▶ _Extracted records_:
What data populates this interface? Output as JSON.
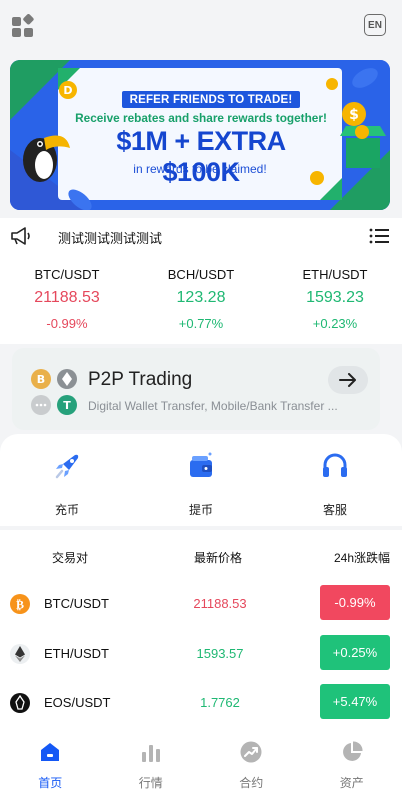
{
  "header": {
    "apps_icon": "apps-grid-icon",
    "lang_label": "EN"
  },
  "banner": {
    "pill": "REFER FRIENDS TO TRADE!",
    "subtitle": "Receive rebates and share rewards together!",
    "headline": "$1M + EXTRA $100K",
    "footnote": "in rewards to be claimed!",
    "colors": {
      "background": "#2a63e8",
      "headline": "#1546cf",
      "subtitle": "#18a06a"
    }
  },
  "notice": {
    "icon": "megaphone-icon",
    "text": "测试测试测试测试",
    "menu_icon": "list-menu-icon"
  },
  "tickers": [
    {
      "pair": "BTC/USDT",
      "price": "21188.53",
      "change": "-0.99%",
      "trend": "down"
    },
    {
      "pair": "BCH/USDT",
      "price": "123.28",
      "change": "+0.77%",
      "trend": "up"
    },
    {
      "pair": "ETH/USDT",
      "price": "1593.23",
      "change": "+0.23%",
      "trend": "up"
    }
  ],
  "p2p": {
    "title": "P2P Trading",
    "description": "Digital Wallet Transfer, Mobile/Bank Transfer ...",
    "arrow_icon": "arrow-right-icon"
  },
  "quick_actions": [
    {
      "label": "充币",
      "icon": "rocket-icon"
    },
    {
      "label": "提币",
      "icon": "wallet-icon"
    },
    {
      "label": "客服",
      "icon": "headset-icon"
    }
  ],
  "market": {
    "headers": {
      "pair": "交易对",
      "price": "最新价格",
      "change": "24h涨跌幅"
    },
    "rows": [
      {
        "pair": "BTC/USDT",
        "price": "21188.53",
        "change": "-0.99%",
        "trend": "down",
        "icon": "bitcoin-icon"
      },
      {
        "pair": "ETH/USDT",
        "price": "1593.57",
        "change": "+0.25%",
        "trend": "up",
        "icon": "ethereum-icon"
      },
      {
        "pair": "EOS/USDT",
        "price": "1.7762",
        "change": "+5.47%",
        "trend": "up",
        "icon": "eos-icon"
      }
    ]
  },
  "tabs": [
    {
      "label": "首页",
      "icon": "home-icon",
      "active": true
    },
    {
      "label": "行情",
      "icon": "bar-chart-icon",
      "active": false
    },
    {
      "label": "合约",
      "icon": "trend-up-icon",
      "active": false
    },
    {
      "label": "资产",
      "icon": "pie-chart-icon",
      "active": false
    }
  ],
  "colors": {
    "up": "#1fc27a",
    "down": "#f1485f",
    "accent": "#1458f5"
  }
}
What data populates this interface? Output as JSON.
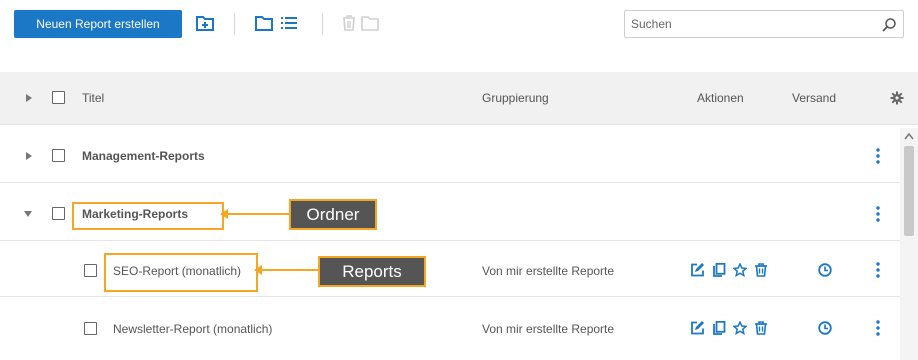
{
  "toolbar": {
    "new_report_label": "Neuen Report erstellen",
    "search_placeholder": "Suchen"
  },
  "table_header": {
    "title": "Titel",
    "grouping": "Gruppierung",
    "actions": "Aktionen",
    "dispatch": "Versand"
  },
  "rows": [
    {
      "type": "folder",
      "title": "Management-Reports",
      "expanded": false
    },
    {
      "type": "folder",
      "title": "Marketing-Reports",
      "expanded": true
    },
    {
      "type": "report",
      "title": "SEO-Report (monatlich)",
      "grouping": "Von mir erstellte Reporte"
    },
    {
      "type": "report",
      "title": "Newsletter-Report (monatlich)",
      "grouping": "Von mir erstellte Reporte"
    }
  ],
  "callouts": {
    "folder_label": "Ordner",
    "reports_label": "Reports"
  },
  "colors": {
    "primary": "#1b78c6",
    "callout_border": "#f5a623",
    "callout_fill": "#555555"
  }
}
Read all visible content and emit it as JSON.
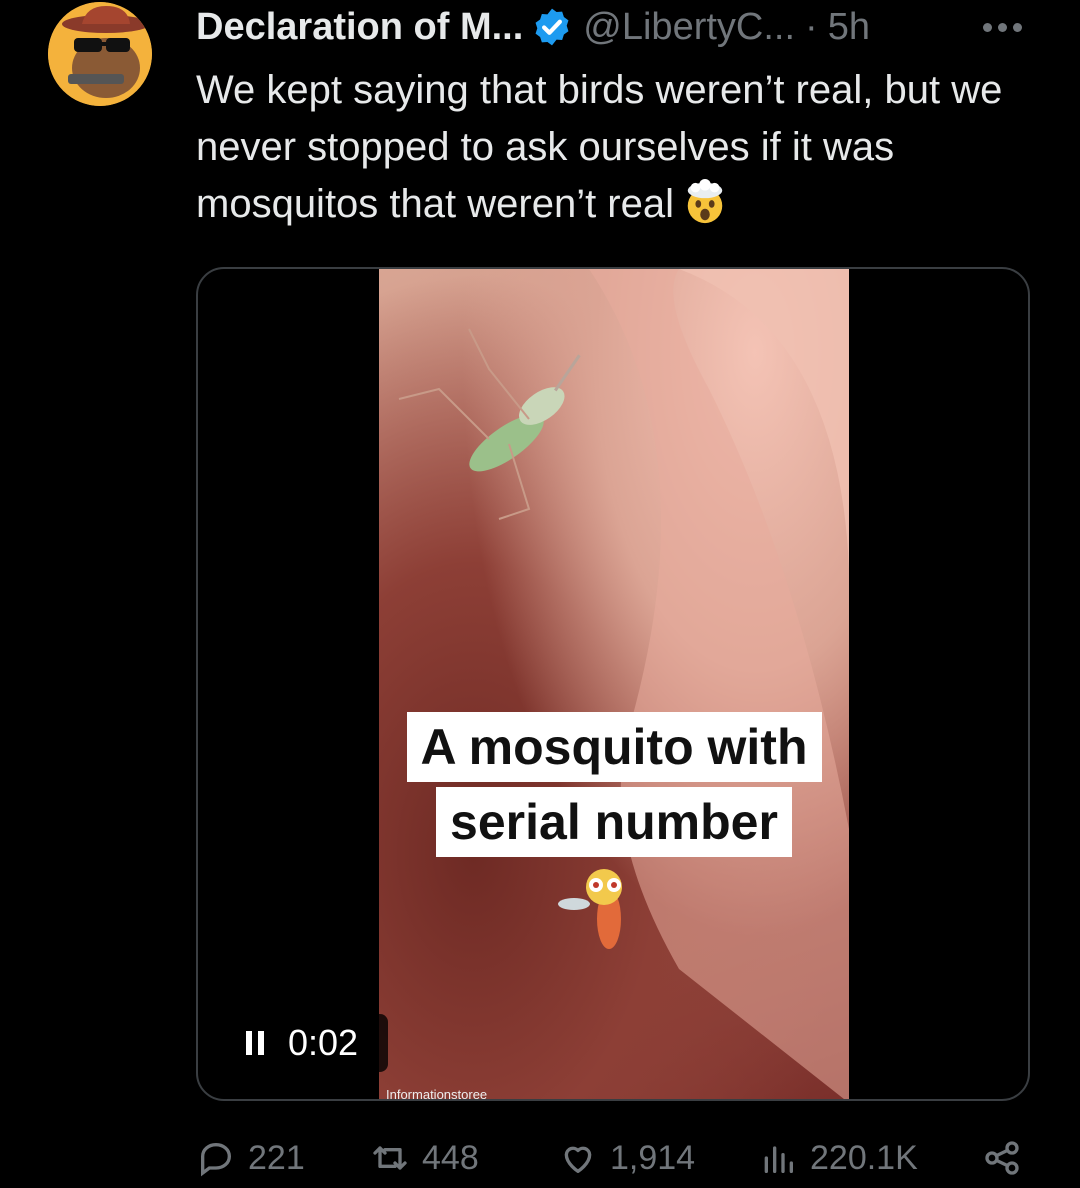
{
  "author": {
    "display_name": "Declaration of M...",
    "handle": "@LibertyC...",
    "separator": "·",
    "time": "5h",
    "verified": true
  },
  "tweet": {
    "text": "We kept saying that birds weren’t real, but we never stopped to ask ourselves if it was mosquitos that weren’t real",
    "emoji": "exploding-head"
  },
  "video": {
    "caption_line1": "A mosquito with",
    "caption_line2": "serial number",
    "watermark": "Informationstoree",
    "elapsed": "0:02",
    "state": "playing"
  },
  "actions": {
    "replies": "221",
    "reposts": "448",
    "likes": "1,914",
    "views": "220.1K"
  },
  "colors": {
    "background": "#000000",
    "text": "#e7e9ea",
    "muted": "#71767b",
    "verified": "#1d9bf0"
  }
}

▶ _To do_: State how many lines include the string "trend", and nothing more.

▶ _Written solution_: 7